▸ **Short task**: Write out all the entries word for word and omit any pictures.

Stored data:
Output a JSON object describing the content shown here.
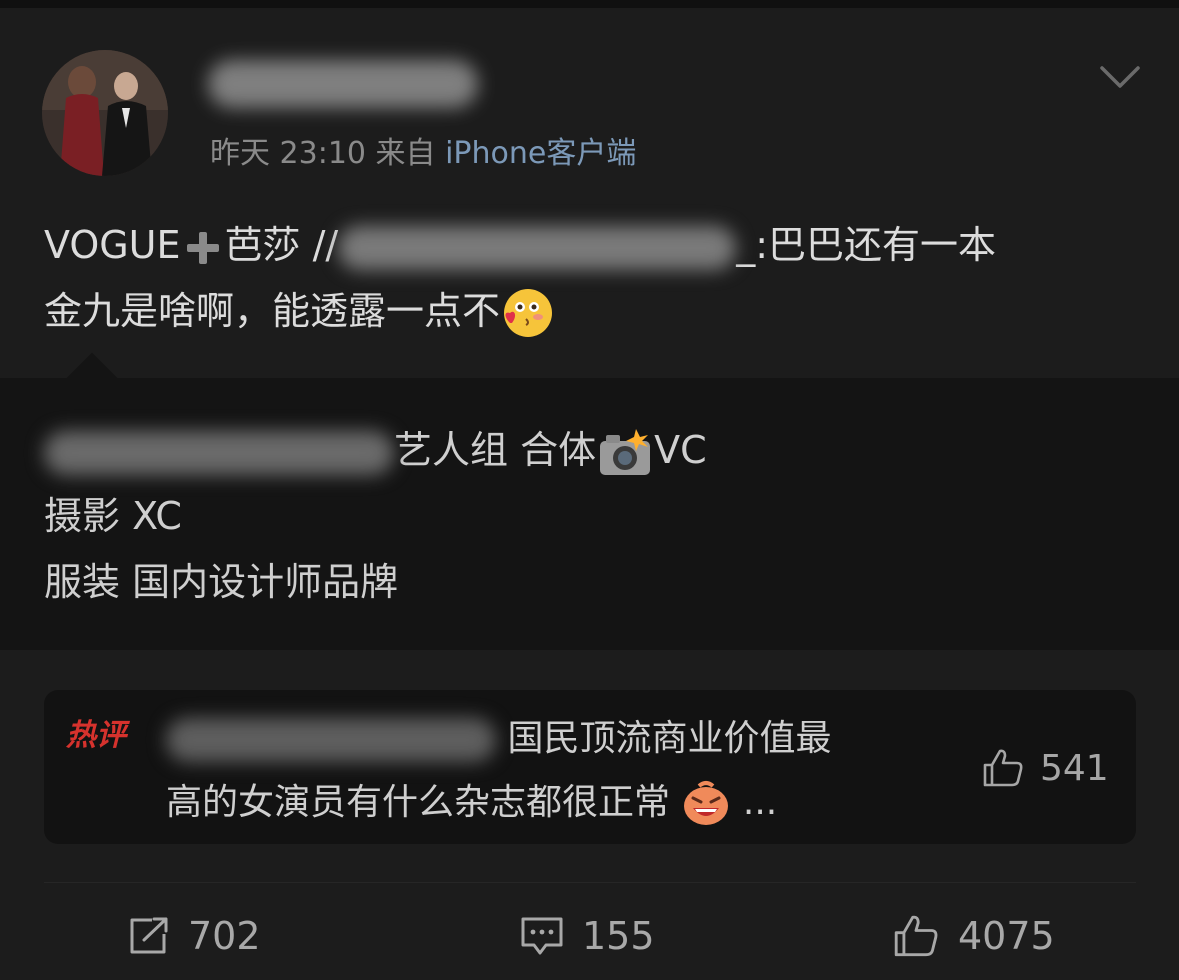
{
  "post": {
    "time": "昨天 23:10",
    "source_prefix": "来自",
    "source_client": "iPhone客户端",
    "text_part1": "VOGUE",
    "text_part2": "芭莎 //",
    "text_part3": "_:巴巴还有一本",
    "text_line2": "金九是啥啊，能透露一点不"
  },
  "quoted": {
    "line1_suffix": "艺人组 合体",
    "line1_tail": "VC",
    "line2": "摄影 XC",
    "line3": "服装 国内设计师品牌"
  },
  "hot_comment": {
    "tag": "热评",
    "text_line1": "国民顶流商业价值最",
    "text_line2": "高的女演员有什么杂志都很正常",
    "ellipsis": "...",
    "likes": "541"
  },
  "actions": {
    "reposts": "702",
    "comments": "155",
    "likes": "4075"
  },
  "icons": {
    "menu": "chevron-down-icon",
    "plus": "heavy-plus-icon",
    "emoji": "kiss-blush-emoji-icon",
    "camera": "camera-flash-icon",
    "laugh": "laughing-face-icon",
    "repost": "repost-icon",
    "comment": "comment-icon",
    "like": "thumbs-up-icon"
  },
  "colors": {
    "background": "#1c1c1c",
    "quoted_background": "#141414",
    "client_link": "#7c99b8",
    "hot_tag": "#d6322d"
  }
}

▸ **Answer**:
Output a JSON object describing the content shown here.
{
  "post": {
    "time": "昨天 23:10",
    "source_prefix": "来自",
    "source_client": "iPhone客户端",
    "text_part1": "VOGUE",
    "text_part2": "芭莎 //",
    "text_part3": "_:巴巴还有一本",
    "text_line2": "金九是啥啊，能透露一点不"
  },
  "quoted": {
    "line1_suffix": "艺人组 合体",
    "line1_tail": "VC",
    "line2": "摄影 XC",
    "line3": "服装 国内设计师品牌"
  },
  "hot_comment": {
    "tag": "热评",
    "text_line1": "国民顶流商业价值最",
    "text_line2": "高的女演员有什么杂志都很正常",
    "ellipsis": "...",
    "likes": "541"
  },
  "actions": {
    "reposts": "702",
    "comments": "155",
    "likes": "4075"
  },
  "icons": {
    "menu": "chevron-down-icon",
    "plus": "heavy-plus-icon",
    "emoji": "kiss-blush-emoji-icon",
    "camera": "camera-flash-icon",
    "laugh": "laughing-face-icon",
    "repost": "repost-icon",
    "comment": "comment-icon",
    "like": "thumbs-up-icon"
  },
  "colors": {
    "background": "#1c1c1c",
    "quoted_background": "#141414",
    "client_link": "#7c99b8",
    "hot_tag": "#d6322d"
  }
}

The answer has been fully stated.